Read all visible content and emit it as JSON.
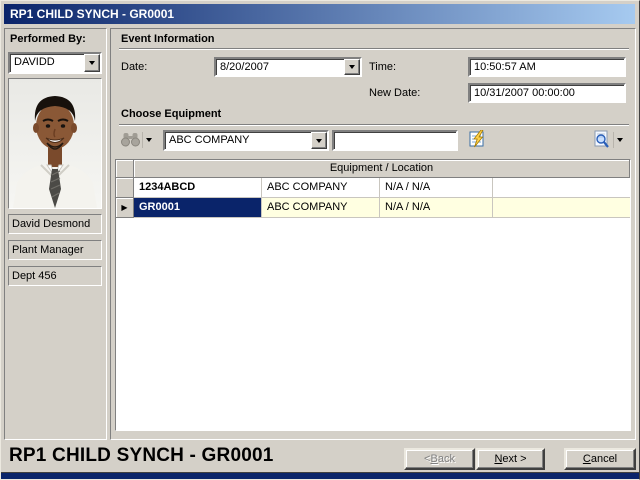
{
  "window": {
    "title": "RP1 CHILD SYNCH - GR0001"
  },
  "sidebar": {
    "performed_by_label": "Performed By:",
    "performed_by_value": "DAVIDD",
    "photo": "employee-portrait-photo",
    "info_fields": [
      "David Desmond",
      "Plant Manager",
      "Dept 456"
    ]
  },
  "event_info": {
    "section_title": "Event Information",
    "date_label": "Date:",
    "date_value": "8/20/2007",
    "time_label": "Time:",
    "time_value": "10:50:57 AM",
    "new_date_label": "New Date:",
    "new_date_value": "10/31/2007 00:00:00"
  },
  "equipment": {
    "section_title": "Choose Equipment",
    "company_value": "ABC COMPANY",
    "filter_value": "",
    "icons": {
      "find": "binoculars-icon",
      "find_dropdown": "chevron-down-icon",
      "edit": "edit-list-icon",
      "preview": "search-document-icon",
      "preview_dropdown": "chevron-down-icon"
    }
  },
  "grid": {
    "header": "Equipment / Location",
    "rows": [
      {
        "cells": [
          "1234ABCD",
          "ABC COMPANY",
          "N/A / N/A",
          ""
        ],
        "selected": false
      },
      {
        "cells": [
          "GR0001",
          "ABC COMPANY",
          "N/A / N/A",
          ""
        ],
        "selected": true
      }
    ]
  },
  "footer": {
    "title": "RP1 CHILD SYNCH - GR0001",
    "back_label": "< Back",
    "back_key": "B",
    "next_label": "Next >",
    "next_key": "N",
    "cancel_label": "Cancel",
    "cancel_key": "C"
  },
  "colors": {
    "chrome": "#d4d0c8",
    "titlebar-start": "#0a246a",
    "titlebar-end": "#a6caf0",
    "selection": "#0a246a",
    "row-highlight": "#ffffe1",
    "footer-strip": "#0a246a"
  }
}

- - - - -

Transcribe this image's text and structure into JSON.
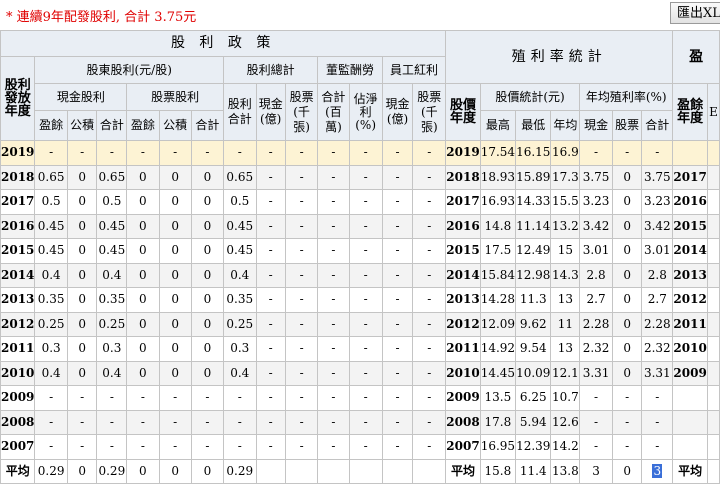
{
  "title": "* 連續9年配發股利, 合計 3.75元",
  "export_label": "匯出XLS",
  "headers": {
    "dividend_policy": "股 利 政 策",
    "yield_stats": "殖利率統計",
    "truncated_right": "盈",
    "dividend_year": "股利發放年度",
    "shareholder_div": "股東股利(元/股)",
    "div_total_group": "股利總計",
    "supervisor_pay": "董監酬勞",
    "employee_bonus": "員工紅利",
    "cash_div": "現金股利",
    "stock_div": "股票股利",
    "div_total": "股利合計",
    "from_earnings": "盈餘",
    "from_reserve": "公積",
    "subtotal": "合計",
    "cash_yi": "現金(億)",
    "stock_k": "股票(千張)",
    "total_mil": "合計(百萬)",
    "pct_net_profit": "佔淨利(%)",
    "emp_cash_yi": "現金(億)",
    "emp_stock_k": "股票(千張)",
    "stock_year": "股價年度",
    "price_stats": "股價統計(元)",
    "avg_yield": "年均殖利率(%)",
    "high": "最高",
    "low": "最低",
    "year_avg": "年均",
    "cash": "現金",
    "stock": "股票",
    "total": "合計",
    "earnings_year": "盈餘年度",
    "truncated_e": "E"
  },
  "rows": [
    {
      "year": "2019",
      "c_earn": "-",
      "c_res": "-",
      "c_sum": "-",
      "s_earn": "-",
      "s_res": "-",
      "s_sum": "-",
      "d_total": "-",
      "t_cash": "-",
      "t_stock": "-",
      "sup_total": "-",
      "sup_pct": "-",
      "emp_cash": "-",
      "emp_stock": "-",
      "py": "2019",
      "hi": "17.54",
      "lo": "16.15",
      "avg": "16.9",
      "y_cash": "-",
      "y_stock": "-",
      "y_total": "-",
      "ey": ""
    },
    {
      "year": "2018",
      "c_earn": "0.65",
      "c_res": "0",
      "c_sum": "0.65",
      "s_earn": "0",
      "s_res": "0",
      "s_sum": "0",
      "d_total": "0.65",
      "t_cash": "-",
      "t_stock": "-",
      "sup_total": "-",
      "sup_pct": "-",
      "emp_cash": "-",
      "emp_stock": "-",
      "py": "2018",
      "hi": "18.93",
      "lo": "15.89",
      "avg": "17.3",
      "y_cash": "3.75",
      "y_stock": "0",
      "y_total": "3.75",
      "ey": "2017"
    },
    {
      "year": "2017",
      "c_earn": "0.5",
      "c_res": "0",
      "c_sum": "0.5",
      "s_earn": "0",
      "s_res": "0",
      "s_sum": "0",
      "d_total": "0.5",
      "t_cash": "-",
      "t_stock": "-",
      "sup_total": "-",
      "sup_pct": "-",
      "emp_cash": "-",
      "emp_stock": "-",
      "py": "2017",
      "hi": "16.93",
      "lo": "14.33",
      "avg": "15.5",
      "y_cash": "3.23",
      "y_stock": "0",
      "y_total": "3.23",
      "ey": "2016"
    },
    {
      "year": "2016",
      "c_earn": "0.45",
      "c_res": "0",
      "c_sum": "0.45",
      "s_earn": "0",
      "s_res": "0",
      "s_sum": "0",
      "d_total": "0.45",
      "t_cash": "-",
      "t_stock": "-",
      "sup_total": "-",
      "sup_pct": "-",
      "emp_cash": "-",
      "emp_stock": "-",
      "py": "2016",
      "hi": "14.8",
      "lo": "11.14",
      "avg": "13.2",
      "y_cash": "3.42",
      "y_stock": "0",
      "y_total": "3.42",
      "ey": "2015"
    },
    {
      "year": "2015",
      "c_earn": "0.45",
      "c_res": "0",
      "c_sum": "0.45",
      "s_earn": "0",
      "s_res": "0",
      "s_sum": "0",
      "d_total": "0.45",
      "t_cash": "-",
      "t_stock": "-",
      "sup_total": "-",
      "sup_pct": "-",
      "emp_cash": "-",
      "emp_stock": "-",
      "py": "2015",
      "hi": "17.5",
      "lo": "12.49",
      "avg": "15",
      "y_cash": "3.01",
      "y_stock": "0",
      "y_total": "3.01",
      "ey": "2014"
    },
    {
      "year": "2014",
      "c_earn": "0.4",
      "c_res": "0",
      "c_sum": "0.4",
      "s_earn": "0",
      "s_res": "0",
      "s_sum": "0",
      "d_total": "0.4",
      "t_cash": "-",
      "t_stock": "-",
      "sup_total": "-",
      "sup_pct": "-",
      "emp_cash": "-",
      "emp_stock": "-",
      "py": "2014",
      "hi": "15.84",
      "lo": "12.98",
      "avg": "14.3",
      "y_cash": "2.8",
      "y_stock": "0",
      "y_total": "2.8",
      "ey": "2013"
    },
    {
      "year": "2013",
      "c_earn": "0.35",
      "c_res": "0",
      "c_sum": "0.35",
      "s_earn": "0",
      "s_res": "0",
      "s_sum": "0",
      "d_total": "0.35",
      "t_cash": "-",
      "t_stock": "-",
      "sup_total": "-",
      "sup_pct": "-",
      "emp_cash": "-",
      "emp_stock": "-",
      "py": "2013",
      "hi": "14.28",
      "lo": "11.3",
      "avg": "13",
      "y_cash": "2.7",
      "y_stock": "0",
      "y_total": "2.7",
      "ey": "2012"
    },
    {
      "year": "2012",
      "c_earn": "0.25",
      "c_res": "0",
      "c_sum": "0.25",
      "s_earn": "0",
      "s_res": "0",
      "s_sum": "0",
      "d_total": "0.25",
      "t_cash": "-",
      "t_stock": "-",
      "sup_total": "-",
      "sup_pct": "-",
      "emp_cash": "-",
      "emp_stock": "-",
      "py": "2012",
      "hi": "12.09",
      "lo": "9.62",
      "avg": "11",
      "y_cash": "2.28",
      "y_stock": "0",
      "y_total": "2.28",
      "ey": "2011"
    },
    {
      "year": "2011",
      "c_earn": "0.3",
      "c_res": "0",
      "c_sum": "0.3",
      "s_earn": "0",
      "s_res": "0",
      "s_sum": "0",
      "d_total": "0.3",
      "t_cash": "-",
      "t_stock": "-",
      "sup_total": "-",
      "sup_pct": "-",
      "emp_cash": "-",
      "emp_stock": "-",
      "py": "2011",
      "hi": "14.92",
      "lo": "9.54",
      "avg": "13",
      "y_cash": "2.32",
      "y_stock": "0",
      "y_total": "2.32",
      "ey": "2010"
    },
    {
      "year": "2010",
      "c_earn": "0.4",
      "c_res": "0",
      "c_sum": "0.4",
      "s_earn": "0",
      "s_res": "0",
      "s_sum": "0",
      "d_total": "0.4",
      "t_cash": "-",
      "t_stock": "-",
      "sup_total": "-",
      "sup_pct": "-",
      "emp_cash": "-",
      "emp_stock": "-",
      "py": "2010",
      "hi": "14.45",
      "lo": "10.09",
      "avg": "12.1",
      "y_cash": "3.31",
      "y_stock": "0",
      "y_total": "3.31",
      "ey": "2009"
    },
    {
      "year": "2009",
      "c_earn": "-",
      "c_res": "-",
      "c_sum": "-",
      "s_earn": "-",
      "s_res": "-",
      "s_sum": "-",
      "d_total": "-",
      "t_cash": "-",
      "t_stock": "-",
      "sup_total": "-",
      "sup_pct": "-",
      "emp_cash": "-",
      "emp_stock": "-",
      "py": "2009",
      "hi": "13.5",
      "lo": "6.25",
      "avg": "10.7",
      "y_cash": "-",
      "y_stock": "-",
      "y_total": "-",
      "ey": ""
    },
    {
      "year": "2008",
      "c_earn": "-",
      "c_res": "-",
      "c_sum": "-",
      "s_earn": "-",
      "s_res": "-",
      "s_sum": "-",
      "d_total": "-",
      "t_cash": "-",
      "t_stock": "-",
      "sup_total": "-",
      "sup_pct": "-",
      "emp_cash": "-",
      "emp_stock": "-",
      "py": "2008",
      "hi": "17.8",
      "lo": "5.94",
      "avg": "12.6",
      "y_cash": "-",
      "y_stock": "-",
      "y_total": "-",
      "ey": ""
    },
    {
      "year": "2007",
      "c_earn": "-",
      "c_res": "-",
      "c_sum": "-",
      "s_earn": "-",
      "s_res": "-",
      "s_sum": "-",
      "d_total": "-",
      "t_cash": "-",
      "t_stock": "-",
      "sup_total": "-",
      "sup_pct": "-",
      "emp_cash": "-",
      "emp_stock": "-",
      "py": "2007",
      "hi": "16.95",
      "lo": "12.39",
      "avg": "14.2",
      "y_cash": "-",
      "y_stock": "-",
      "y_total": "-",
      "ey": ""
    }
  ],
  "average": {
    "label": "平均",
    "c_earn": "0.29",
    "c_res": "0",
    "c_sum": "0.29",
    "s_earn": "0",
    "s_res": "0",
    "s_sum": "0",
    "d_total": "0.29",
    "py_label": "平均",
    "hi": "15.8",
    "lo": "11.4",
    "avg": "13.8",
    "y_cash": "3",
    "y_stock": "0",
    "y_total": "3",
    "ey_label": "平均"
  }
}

- - - - -

Pull every line containing "titlebar" out of the data above.

    "titlebar-start": "#0a246a",
    "titlebar-end": "#a6caf0",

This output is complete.